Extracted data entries
+ + + + +

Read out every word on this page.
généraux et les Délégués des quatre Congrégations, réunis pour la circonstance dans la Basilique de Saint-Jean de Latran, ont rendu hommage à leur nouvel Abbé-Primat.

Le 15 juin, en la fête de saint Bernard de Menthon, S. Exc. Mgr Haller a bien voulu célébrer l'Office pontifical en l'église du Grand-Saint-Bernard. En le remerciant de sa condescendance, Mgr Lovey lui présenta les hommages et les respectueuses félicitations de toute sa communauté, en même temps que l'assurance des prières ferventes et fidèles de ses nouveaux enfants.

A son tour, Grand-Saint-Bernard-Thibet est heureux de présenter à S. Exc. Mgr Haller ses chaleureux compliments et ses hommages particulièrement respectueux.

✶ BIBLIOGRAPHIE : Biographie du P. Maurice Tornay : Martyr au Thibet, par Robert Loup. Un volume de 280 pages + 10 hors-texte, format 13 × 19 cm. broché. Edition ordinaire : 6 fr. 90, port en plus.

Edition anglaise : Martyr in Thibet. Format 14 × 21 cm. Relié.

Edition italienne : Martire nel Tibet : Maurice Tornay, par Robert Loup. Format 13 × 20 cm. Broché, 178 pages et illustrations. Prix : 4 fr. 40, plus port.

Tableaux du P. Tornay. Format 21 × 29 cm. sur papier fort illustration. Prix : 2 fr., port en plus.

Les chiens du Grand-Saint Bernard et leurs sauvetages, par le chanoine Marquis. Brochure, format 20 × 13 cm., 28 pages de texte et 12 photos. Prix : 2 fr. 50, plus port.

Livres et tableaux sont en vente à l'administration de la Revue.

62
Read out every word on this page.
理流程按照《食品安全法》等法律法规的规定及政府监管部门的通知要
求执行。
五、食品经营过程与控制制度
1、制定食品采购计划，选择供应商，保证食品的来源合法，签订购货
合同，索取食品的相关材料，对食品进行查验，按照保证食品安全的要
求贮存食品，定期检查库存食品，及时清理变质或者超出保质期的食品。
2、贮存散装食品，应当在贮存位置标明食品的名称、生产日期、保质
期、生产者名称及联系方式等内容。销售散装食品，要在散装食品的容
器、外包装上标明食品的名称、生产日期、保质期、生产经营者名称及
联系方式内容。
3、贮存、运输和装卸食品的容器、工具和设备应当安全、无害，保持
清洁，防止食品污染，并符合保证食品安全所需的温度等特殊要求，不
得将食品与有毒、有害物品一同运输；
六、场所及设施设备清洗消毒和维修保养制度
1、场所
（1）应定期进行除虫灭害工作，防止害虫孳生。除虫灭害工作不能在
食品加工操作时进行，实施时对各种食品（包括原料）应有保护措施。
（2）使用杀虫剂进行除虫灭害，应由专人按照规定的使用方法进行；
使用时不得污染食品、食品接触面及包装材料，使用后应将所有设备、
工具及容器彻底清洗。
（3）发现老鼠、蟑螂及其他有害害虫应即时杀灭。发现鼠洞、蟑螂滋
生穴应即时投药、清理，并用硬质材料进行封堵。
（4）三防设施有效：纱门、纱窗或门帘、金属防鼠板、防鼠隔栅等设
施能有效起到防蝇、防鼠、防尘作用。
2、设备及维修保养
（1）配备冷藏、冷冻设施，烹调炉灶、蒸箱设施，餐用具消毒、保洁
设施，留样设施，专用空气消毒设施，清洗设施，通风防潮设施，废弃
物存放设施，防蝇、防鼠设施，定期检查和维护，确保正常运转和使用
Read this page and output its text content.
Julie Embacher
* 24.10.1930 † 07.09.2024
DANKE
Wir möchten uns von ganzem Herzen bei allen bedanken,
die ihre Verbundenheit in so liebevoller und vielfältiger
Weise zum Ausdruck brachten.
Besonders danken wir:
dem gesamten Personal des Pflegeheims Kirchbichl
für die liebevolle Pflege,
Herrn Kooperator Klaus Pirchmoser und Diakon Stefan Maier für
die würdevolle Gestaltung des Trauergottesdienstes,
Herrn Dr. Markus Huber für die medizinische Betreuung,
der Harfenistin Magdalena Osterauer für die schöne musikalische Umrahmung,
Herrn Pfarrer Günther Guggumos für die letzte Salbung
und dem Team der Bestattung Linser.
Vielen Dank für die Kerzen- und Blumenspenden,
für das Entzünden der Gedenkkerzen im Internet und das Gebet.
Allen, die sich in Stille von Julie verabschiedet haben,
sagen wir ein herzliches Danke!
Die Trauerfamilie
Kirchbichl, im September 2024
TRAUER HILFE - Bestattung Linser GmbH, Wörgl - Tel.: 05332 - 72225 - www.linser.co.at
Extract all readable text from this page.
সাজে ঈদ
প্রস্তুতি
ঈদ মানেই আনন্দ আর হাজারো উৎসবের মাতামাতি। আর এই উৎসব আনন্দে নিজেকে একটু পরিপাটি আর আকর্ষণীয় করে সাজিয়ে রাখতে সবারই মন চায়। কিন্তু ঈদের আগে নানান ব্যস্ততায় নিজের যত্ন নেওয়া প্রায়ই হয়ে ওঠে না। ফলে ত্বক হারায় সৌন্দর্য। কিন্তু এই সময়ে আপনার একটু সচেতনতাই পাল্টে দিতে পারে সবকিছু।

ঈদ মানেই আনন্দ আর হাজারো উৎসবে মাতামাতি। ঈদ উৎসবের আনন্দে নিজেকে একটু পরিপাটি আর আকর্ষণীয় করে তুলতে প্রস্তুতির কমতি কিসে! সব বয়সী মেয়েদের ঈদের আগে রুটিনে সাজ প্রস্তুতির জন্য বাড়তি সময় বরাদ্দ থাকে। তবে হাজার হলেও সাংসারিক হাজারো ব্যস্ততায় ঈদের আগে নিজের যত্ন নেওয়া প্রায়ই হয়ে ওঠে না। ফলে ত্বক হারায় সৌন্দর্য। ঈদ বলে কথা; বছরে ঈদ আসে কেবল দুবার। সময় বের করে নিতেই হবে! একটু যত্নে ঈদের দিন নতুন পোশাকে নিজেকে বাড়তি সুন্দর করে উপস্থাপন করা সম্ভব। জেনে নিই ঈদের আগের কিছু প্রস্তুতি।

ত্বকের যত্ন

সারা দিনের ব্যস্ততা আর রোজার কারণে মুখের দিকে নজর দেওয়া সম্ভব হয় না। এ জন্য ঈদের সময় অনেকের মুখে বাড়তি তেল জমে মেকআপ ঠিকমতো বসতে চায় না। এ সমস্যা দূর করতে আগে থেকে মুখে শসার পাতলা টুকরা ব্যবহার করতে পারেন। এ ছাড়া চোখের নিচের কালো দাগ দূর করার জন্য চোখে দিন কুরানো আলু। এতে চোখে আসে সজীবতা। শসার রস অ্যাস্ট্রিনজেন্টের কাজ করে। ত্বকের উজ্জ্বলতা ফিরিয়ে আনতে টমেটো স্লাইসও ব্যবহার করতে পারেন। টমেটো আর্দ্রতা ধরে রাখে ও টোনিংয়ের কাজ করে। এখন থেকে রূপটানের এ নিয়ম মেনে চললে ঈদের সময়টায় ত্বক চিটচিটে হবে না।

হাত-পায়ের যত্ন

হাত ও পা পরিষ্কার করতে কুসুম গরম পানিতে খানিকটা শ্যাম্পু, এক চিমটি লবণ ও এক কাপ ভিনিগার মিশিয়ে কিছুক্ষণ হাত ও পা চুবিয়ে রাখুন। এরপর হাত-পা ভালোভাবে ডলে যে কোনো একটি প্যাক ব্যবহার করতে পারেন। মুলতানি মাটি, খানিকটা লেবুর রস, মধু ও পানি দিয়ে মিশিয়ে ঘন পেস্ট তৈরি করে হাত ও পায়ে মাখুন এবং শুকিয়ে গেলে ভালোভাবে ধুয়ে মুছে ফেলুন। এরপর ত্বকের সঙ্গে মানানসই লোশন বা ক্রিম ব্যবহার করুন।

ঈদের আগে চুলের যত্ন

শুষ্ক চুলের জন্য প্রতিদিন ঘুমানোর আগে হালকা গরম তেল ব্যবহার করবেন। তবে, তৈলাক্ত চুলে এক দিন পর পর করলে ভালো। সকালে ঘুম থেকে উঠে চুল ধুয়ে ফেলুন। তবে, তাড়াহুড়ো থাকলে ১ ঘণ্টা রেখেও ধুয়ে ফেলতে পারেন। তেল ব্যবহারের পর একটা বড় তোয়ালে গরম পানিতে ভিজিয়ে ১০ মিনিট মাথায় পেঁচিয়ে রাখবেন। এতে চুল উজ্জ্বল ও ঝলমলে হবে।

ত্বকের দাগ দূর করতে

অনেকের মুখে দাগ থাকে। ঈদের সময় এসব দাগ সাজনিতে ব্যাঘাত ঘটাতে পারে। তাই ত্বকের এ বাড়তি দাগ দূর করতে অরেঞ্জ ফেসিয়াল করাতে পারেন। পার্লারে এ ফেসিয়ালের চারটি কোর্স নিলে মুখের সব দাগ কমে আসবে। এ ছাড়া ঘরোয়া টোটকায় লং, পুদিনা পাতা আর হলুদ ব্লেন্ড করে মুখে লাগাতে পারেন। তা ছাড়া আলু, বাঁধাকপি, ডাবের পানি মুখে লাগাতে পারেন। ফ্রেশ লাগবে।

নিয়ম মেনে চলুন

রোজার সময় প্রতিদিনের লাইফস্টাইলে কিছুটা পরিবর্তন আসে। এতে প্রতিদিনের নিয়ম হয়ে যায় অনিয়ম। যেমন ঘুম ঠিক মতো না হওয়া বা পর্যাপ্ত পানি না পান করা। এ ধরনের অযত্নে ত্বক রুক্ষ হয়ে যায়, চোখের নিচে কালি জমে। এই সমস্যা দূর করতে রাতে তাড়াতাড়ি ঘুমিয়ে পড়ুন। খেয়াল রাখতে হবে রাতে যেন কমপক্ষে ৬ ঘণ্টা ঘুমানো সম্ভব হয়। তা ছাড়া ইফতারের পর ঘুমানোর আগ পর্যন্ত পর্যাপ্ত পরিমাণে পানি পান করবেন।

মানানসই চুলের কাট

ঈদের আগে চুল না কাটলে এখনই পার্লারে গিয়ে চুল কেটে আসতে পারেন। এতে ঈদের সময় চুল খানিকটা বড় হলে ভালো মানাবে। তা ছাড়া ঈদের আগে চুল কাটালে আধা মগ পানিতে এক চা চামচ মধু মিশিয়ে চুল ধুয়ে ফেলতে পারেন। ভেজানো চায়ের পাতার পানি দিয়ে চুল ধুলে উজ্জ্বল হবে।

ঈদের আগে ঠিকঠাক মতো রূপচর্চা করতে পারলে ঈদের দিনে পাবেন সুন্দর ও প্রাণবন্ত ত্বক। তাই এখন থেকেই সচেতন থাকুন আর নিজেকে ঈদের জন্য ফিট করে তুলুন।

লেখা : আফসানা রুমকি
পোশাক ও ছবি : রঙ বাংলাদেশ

+ + + + +

→ **What is expected**
Look through the data above. Each line containing the word "Martyr" needs to be copied.

→ **Response for this exercise**
✶ BIBLIOGRAPHIE : Biographie du P. Maurice Tornay : Martyr au Thibet, par Robert Loup. Un volume de 280 pages + 10 hors-texte, format 13 × 19 cm. broché. Edition ordinaire : 6 fr. 90, port en plus.
Edition anglaise : Martyr in Thibet. Format 14 × 21 cm. Relié.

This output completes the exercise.